- Exercise goal:
Output the records exactly. Include every line.

=-=-=

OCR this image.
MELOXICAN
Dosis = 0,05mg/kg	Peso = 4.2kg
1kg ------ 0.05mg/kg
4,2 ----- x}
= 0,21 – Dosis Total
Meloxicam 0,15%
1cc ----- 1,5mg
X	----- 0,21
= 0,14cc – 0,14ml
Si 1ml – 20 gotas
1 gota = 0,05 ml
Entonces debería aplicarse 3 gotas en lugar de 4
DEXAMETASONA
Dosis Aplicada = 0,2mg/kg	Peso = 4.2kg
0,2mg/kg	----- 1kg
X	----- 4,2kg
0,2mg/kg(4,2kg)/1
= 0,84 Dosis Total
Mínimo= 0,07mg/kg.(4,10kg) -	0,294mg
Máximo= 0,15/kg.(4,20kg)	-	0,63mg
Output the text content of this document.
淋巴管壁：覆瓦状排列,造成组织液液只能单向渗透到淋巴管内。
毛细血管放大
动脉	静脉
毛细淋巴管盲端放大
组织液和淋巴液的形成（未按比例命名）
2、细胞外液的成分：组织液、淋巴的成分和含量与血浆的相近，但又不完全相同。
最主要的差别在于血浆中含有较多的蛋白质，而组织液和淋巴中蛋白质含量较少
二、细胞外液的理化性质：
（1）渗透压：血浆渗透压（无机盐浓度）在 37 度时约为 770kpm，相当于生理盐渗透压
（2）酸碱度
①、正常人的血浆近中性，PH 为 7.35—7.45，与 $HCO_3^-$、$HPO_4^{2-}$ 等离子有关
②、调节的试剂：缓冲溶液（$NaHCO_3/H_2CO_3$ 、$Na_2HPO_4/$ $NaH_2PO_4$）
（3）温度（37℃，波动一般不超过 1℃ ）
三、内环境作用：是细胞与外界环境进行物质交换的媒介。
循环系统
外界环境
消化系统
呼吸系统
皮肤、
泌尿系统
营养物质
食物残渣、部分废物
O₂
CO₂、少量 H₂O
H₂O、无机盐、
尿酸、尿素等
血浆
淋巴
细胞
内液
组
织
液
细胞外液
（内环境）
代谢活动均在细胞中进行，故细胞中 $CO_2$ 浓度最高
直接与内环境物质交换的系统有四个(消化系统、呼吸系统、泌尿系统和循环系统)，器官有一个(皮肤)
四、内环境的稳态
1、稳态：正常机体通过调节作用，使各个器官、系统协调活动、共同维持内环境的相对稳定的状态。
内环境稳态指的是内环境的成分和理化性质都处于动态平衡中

=-=-=

- Result of this task:
OCR this image.
MELOXICAN
Dosis = 0,05mg/kg	Peso = 4.2kg
1kg ------ 0.05mg/kg
4,2 ----- x}
= 0,21 – Dosis Total
Meloxicam 0,15%
1cc ----- 1,5mg
X	----- 0,21
= 0,14cc – 0,14ml
Si 1ml – 20 gotas
1 gota = 0,05 ml
Entonces debería aplicarse 3 gotas en lugar de 4
DEXAMETASONA
Dosis Aplicada = 0,2mg/kg	Peso = 4.2kg
0,2mg/kg	----- 1kg
X	----- 4,2kg
0,2mg/kg(4,2kg)/1
= 0,84 Dosis Total
Mínimo= 0,07mg/kg.(4,10kg) -	0,294mg
Máximo= 0,15/kg.(4,20kg)	-	0,63mg
Output the text content of this document.
淋巴管壁：覆瓦状排列,造成组织液液只能单向渗透到淋巴管内。
毛细血管放大
动脉	静脉
毛细淋巴管盲端放大
组织液和淋巴液的形成（未按比例命名）
2、细胞外液的成分：组织液、淋巴的成分和含量与血浆的相近，但又不完全相同。
最主要的差别在于血浆中含有较多的蛋白质，而组织液和淋巴中蛋白质含量较少
二、细胞外液的理化性质：
（1）渗透压：血浆渗透压（无机盐浓度）在 37 度时约为 770kpm，相当于生理盐渗透压
（2）酸碱度
①、正常人的血浆近中性，PH 为 7.35—7.45，与 $HCO_3^-$、$HPO_4^{2-}$ 等离子有关
②、调节的试剂：缓冲溶液（$NaHCO_3/H_2CO_3$ 、$Na_2HPO_4/$ $NaH_2PO_4$）
（3）温度（37℃，波动一般不超过 1℃ ）
三、内环境作用：是细胞与外界环境进行物质交换的媒介。
循环系统
外界环境
消化系统
呼吸系统
皮肤、
泌尿系统
营养物质
食物残渣、部分废物
O₂
CO₂、少量 H₂O
H₂O、无机盐、
尿酸、尿素等
血浆
淋巴
细胞
内液
组
织
液
细胞外液
（内环境）
代谢活动均在细胞中进行，故细胞中 $CO_2$ 浓度最高
直接与内环境物质交换的系统有四个(消化系统、呼吸系统、泌尿系统和循环系统)，器官有一个(皮肤)
四、内环境的稳态
1、稳态：正常机体通过调节作用，使各个器官、系统协调活动、共同维持内环境的相对稳定的状态。
内环境稳态指的是内环境的成分和理化性质都处于动态平衡中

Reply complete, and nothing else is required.